## BEGIN SUPPLIED ENTRIES

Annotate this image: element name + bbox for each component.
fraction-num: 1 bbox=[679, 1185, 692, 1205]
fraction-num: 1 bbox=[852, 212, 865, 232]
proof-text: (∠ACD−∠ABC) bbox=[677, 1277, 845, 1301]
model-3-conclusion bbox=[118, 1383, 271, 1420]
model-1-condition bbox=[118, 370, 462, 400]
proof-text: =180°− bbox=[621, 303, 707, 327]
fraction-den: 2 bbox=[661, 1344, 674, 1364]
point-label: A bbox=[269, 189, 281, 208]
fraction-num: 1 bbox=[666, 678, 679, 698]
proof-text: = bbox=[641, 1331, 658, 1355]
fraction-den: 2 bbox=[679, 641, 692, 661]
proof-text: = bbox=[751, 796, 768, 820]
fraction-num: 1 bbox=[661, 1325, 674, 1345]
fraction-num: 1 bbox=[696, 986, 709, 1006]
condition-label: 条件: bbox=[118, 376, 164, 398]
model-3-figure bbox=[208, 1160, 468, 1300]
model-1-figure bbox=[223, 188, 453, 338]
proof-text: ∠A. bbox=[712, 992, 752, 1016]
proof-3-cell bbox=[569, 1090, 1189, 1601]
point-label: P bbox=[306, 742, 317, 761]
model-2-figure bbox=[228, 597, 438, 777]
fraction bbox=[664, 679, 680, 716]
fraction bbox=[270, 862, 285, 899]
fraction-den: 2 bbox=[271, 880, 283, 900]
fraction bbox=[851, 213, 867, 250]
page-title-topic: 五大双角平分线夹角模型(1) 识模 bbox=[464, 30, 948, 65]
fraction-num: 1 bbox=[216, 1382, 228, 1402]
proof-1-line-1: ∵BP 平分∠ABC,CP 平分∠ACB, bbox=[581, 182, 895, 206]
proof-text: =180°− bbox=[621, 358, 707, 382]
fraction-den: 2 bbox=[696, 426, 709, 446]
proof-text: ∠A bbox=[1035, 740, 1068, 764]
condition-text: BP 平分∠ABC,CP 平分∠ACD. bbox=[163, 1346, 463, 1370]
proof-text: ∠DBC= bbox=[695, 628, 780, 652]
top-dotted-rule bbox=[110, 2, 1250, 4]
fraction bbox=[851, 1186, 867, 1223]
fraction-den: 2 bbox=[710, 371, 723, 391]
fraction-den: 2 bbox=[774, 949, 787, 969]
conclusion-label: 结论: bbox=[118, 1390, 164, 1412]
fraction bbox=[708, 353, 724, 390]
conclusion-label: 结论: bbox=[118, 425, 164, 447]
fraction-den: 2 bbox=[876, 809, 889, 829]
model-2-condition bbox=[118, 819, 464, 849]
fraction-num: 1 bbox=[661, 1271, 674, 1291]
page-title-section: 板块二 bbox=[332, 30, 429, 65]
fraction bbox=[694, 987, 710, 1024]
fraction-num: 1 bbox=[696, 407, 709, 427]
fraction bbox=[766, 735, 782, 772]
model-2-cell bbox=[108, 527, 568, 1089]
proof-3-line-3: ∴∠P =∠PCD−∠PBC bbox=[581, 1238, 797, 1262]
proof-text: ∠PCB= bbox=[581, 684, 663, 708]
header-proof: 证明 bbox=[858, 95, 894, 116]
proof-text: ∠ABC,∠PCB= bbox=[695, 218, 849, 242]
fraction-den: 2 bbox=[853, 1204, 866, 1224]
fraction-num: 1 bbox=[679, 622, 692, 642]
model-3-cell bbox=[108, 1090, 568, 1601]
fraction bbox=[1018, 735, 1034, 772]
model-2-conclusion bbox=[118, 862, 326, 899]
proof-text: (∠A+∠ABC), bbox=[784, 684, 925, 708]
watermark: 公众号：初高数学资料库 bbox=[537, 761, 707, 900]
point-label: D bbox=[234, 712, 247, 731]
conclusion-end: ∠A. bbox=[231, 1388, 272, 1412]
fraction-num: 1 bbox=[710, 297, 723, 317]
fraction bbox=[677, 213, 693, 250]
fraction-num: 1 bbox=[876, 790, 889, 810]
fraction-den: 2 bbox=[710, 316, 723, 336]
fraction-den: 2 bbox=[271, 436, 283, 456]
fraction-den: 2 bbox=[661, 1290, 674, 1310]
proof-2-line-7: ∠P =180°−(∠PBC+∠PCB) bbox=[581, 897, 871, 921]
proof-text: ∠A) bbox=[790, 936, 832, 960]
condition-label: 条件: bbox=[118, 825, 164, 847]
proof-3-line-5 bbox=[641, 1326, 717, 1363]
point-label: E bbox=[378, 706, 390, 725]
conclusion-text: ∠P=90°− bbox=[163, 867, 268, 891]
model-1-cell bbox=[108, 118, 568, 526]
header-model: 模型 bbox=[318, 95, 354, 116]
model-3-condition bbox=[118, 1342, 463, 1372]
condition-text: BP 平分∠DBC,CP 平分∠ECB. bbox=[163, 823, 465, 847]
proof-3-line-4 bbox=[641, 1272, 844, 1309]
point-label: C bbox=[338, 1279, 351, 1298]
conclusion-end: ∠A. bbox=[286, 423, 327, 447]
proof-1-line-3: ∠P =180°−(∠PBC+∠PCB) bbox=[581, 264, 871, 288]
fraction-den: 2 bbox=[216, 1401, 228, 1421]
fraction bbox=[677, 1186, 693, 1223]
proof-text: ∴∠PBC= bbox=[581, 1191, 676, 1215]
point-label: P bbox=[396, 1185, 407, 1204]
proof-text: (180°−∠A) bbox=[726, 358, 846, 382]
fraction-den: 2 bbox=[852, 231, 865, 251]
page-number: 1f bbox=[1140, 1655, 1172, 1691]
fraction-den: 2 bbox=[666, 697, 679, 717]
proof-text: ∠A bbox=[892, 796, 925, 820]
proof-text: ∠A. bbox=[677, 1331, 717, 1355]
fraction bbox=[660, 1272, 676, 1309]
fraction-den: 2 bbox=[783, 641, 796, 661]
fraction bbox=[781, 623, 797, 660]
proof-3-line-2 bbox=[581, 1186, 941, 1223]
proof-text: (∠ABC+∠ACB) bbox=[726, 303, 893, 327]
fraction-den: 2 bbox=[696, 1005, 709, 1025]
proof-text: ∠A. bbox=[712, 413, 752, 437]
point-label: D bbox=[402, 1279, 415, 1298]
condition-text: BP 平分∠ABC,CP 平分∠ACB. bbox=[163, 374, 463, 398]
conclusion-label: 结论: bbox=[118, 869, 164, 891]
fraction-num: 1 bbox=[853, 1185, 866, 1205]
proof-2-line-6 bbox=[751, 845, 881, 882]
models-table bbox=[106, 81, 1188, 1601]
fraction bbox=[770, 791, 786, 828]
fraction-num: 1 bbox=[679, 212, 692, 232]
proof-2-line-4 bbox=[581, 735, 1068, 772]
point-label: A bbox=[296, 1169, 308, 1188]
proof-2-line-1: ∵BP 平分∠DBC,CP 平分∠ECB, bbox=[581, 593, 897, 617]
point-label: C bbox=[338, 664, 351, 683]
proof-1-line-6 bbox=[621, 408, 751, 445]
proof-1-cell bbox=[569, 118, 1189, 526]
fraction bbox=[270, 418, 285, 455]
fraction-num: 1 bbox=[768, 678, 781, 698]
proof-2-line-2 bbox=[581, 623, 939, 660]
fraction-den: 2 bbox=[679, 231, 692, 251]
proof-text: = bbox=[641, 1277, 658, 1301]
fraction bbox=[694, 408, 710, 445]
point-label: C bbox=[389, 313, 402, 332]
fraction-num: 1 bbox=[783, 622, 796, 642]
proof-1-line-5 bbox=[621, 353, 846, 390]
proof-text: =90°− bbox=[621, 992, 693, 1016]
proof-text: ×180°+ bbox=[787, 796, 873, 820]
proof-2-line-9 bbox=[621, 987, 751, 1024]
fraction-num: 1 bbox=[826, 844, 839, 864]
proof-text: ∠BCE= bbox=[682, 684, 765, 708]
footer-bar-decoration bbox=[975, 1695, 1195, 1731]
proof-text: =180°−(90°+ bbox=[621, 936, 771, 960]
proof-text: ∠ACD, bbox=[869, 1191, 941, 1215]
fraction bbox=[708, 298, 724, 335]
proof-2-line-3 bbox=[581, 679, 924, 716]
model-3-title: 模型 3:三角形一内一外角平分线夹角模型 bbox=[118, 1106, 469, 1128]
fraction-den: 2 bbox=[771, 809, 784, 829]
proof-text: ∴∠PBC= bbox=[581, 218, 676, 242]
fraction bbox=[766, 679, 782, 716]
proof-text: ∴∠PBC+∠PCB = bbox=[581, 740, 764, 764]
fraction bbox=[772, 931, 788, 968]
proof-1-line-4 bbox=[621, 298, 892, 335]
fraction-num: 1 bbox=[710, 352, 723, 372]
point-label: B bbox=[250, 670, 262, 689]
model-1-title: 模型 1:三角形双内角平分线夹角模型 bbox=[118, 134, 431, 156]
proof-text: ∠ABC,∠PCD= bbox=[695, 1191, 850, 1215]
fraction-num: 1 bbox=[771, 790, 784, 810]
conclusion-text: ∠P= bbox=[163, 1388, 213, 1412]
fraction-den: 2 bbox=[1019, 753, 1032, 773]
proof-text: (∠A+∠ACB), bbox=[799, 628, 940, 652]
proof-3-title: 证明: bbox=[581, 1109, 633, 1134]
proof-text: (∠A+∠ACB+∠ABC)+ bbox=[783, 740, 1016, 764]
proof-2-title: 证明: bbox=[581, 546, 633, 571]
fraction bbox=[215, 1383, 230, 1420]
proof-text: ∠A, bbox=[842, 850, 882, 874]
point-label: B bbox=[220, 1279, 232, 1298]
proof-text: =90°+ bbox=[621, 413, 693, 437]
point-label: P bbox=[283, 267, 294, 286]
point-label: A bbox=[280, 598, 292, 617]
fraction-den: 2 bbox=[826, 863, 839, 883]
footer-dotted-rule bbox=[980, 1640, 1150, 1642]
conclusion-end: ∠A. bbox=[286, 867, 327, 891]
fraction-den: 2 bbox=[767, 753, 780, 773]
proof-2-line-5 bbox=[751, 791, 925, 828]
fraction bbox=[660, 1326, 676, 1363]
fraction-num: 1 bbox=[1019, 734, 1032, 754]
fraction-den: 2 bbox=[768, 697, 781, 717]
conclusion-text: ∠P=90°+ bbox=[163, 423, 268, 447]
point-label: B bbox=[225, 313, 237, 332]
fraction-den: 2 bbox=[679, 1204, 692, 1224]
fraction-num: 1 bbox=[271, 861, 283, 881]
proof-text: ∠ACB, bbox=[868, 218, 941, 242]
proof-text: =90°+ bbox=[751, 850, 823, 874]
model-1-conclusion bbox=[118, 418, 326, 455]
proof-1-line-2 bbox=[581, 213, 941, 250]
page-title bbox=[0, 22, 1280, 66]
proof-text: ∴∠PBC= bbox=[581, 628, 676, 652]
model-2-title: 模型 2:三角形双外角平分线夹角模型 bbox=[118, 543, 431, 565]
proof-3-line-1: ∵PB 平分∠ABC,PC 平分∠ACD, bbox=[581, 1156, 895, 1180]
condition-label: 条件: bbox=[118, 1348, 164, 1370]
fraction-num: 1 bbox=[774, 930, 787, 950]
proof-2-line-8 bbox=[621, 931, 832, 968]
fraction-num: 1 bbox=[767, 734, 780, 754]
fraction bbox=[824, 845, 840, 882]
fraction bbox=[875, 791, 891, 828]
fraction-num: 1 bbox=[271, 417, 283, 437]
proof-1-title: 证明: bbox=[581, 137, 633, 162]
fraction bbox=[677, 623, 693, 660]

## END SUPPLIED ENTRIES

[WORK TO COMPLETE]
Starting at the first line of the records and ending at the line containing "fraction-num: 1 bbox=[696, 986, 709, 1006]", update the lines by putting "proof-line" in place of "proof-text" and leaving everything else unchanged. Give only those lines.

[THE REPLY]
Annotate this image: element name + bbox for each component.
fraction-num: 1 bbox=[679, 1185, 692, 1205]
fraction-num: 1 bbox=[852, 212, 865, 232]
proof-line: (∠ACD−∠ABC) bbox=[677, 1277, 845, 1301]
model-3-conclusion bbox=[118, 1383, 271, 1420]
model-1-condition bbox=[118, 370, 462, 400]
proof-line: =180°− bbox=[621, 303, 707, 327]
fraction-den: 2 bbox=[661, 1344, 674, 1364]
point-label: A bbox=[269, 189, 281, 208]
fraction-num: 1 bbox=[666, 678, 679, 698]
proof-line: = bbox=[641, 1331, 658, 1355]
fraction-den: 2 bbox=[679, 641, 692, 661]
proof-line: = bbox=[751, 796, 768, 820]
fraction-num: 1 bbox=[661, 1325, 674, 1345]
fraction-num: 1 bbox=[696, 986, 709, 1006]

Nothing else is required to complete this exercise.